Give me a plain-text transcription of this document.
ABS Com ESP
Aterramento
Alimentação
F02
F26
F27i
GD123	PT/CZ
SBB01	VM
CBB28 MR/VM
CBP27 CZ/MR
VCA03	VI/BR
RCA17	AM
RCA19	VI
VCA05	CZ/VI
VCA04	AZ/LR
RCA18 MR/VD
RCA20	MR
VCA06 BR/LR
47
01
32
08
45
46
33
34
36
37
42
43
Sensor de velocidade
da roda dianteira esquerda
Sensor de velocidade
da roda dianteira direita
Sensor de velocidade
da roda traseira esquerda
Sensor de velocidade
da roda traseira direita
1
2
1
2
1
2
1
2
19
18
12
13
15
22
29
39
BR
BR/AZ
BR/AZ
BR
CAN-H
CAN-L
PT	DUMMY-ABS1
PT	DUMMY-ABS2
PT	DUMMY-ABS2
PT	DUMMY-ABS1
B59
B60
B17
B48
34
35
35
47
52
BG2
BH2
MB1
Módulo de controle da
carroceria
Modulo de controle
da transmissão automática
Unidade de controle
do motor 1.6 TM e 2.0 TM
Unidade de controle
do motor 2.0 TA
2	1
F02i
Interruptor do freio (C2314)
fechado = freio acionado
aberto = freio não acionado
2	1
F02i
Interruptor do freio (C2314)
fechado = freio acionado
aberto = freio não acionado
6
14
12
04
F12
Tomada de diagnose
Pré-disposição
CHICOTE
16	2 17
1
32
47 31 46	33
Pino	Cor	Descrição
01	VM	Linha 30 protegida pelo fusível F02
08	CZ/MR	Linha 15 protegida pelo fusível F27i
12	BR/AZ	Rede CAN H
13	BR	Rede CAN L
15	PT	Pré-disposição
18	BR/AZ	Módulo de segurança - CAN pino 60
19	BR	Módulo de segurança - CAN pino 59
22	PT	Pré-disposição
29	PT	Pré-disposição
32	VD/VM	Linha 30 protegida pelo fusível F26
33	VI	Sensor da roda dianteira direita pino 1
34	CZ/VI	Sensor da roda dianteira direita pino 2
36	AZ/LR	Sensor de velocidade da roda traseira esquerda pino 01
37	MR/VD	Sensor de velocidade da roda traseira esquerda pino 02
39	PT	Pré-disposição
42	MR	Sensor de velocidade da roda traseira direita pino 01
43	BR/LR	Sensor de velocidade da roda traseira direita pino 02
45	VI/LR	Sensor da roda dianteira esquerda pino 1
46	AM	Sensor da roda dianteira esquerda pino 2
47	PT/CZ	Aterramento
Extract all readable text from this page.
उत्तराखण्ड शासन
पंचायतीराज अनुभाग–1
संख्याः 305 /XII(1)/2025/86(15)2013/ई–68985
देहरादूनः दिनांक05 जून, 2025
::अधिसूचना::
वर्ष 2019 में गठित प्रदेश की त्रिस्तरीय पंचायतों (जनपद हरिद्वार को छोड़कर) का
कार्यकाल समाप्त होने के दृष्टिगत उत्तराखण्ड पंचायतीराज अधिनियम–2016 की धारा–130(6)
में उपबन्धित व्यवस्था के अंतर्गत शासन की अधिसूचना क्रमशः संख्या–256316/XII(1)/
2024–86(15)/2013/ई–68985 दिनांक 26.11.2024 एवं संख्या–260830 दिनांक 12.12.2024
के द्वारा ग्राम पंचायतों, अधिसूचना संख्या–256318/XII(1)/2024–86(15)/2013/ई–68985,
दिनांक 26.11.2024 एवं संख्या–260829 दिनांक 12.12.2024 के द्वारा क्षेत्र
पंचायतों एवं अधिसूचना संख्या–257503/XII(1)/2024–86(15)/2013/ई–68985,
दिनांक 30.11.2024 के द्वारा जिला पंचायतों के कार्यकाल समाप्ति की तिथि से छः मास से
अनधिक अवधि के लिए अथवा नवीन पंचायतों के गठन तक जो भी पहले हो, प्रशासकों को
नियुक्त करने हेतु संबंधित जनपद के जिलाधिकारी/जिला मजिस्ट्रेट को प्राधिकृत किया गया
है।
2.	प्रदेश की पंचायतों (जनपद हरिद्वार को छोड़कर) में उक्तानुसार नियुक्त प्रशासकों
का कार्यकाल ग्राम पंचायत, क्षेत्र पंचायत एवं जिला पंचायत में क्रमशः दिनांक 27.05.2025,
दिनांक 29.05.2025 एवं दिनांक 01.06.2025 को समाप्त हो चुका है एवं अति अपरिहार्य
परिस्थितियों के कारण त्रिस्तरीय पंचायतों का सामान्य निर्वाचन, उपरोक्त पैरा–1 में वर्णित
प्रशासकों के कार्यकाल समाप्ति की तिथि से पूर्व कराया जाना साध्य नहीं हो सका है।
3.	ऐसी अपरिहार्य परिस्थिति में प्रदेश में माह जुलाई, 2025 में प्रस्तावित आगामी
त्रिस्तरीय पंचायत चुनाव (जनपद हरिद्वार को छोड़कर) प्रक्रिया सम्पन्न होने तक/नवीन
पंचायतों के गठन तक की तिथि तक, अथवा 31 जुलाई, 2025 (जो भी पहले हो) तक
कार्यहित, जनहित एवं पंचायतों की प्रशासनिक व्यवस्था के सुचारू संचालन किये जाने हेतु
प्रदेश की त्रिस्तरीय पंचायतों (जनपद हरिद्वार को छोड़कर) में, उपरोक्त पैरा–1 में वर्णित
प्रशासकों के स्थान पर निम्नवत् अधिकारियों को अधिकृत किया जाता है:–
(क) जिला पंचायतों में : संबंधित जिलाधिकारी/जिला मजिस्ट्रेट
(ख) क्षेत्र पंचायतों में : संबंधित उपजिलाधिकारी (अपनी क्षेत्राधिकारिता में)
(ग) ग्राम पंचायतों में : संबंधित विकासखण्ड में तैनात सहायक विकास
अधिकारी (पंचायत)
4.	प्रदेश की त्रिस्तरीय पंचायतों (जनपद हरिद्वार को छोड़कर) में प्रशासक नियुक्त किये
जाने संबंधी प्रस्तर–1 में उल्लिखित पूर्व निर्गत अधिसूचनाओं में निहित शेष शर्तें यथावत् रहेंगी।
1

▶ [TASK TO CARRY OUT]
Go through the records and gather the lines that hold "protegida".

▶ [CORRECT OUTPUT]
01	VM	Linha 30 protegida pelo fusível F02
08	CZ/MR	Linha 15 protegida pelo fusível F27i
32	VD/VM	Linha 30 protegida pelo fusível F26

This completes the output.